* _Aim of the exercise_
Word for word, restate every line of the listing that follows.

___ Provided entries ___

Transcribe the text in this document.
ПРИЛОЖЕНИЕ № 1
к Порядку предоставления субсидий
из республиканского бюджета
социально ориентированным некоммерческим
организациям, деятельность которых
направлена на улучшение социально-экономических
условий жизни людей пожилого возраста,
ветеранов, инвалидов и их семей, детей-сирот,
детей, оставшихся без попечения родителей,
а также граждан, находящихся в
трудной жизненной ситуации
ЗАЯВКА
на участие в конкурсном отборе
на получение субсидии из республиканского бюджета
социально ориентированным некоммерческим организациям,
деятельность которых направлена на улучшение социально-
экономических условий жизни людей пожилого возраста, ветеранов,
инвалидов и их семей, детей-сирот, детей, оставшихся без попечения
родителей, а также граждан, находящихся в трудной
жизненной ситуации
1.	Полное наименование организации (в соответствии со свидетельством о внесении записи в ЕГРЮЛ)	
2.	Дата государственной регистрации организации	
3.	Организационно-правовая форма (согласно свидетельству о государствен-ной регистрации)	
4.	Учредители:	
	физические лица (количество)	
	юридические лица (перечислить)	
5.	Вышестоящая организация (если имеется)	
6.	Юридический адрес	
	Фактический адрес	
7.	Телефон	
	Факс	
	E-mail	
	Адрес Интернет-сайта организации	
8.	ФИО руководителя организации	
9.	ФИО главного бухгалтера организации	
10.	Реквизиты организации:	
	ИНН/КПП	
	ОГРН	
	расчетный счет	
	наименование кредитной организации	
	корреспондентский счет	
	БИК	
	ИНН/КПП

___

* _Task output_
Transcribe the text in this document.
ПРИЛОЖЕНИЕ № 1
к Порядку предоставления субсидий
из республиканского бюджета
социально ориентированным некоммерческим
организациям, деятельность которых
направлена на улучшение социально-экономических
условий жизни людей пожилого возраста,
ветеранов, инвалидов и их семей, детей-сирот,
детей, оставшихся без попечения родителей,
а также граждан, находящихся в
трудной жизненной ситуации
ЗАЯВКА
на участие в конкурсном отборе
на получение субсидии из республиканского бюджета
социально ориентированным некоммерческим организациям,
деятельность которых направлена на улучшение социально-
экономических условий жизни людей пожилого возраста, ветеранов,
инвалидов и их семей, детей-сирот, детей, оставшихся без попечения
родителей, а также граждан, находящихся в трудной
жизненной ситуации
1.	Полное наименование организации (в соответствии со свидетельством о внесении записи в ЕГРЮЛ)	
2.	Дата государственной регистрации организации	
3.	Организационно-правовая форма (согласно свидетельству о государствен-ной регистрации)	
4.	Учредители:	
	физические лица (количество)	
	юридические лица (перечислить)	
5.	Вышестоящая организация (если имеется)	
6.	Юридический адрес	
	Фактический адрес	
7.	Телефон	
	Факс	
	E-mail	
	Адрес Интернет-сайта организации	
8.	ФИО руководителя организации	
9.	ФИО главного бухгалтера организации	
10.	Реквизиты организации:	
	ИНН/КПП	
	ОГРН	
	расчетный счет	
	наименование кредитной организации	
	корреспондентский счет	
	БИК	
	ИНН/КПП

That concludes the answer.